*Extracted data entries*
..........

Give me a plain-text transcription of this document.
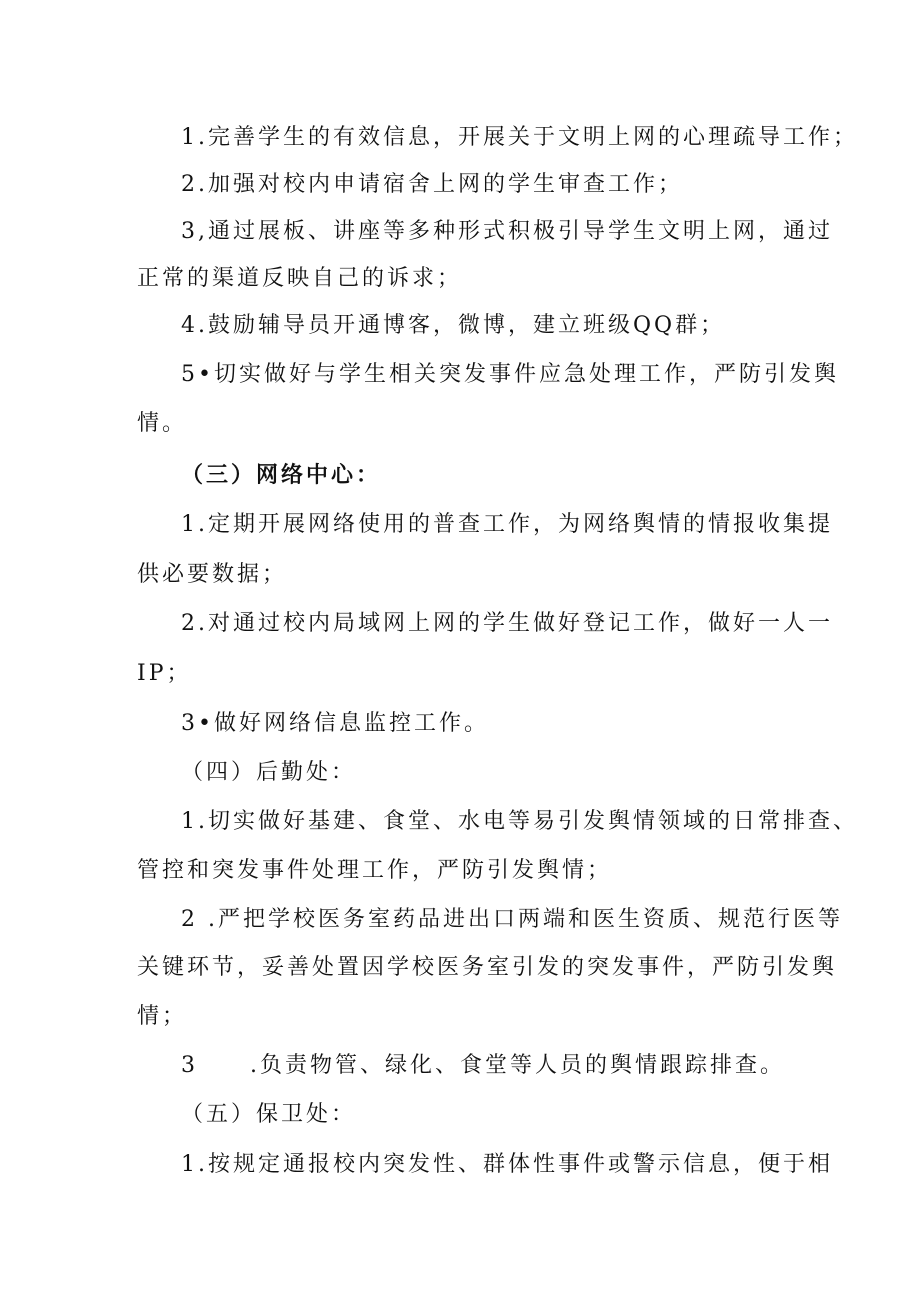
1.完善学生的有效信息，开展关于文明上网的心理疏导工作；
2.加强对校内申请宿舍上网的学生审查工作；
3,通过展板、讲座等多种形式积极引导学生文明上网，通过
正常的渠道反映自己的诉求；
4.鼓励辅导员开通博客，微博，建立班级QQ群；
5•切实做好与学生相关突发事件应急处理工作，严防引发舆
情。
（三）网络中心：
1.定期开展网络使用的普查工作，为网络舆情的情报收集提
供必要数据；
2.对通过校内局域网上网的学生做好登记工作，做好一人一
IP；
3•做好网络信息监控工作。
（四）后勤处：
1.切实做好基建、食堂、水电等易引发舆情领域的日常排查、
管控和突发事件处理工作，严防引发舆情；
2 .严把学校医务室药品进出口两端和医生资质、规范行医等
关键环节，妥善处置因学校医务室引发的突发事件，严防引发舆
情；
3 .负责物管、绿化、食堂等人员的舆情跟踪排查。
（五）保卫处：
1.按规定通报校内突发性、群体性事件或警示信息，便于相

..........

*WHAT YOU NEED TO DO*
Restate the full listing verbatim and drop every picture.

*IN RESPONSE*
Give me a plain-text transcription of this document.
1.完善学生的有效信息，开展关于文明上网的心理疏导工作；
2.加强对校内申请宿舍上网的学生审查工作；
3,通过展板、讲座等多种形式积极引导学生文明上网，通过
正常的渠道反映自己的诉求；
4.鼓励辅导员开通博客，微博，建立班级QQ群；
5•切实做好与学生相关突发事件应急处理工作，严防引发舆
情。
（三）网络中心：
1.定期开展网络使用的普查工作，为网络舆情的情报收集提
供必要数据；
2.对通过校内局域网上网的学生做好登记工作，做好一人一
IP；
3•做好网络信息监控工作。
（四）后勤处：
1.切实做好基建、食堂、水电等易引发舆情领域的日常排查、
管控和突发事件处理工作，严防引发舆情；
2 .严把学校医务室药品进出口两端和医生资质、规范行医等
关键环节，妥善处置因学校医务室引发的突发事件，严防引发舆
情；
3 .负责物管、绿化、食堂等人员的舆情跟踪排查。
（五）保卫处：
1.按规定通报校内突发性、群体性事件或警示信息，便于相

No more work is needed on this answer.